• [GOAL OF THE EXERCISE]: Collect every line that includes the string "text".

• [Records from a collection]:
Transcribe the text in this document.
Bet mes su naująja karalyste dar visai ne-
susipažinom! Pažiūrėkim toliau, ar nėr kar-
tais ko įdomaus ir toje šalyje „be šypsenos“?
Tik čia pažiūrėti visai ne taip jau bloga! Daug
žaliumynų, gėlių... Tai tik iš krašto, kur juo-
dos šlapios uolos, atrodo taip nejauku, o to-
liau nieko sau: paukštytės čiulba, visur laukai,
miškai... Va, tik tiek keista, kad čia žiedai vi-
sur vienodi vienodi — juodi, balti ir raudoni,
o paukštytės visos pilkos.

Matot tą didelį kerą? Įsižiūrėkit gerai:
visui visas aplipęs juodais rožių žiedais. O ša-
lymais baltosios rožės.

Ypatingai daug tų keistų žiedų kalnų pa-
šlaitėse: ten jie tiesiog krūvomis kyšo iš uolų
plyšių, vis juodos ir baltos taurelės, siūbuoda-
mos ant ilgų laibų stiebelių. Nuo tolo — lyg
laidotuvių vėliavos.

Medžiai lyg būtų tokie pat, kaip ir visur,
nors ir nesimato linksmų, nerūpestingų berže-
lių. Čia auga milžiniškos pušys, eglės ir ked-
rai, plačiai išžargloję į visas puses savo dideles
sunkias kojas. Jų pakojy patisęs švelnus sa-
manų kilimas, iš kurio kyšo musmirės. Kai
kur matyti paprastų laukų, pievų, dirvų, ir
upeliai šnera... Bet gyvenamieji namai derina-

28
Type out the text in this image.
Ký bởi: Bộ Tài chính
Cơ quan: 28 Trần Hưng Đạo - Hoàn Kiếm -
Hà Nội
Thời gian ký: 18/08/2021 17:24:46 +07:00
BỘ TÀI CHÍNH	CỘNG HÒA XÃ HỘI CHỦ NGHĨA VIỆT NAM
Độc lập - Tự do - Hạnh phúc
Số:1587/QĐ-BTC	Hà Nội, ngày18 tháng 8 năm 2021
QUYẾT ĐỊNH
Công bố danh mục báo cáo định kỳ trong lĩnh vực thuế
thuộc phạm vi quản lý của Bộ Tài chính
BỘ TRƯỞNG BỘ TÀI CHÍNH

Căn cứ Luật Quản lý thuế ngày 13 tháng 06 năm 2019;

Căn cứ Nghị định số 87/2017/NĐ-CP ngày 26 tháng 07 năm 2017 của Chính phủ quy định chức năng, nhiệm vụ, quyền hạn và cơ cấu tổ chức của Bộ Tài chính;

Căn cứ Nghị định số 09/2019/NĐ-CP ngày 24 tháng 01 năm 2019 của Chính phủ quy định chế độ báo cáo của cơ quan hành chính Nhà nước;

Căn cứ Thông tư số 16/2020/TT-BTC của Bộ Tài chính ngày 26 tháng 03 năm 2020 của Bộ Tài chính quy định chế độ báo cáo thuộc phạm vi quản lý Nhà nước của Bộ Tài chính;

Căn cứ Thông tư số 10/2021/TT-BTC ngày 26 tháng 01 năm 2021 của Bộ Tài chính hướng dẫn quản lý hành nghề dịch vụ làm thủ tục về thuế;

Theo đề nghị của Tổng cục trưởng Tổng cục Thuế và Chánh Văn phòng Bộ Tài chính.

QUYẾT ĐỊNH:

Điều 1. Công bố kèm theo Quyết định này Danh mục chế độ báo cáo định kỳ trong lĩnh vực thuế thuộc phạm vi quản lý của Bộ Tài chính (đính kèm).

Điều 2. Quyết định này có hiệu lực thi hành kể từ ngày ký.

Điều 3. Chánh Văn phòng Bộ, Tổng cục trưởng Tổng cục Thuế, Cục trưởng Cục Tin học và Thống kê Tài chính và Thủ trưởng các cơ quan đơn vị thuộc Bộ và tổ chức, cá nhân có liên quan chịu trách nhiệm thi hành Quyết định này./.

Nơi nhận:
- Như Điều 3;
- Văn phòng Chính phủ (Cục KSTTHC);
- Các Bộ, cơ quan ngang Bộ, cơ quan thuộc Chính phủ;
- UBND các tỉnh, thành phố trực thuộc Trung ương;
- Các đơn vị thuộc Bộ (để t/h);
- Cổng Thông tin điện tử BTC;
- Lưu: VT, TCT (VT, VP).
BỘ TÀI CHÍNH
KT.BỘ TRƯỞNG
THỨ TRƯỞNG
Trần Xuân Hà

• [ANSWER TO THIS TASK]:
Transcribe the text in this document.
Type out the text in this image.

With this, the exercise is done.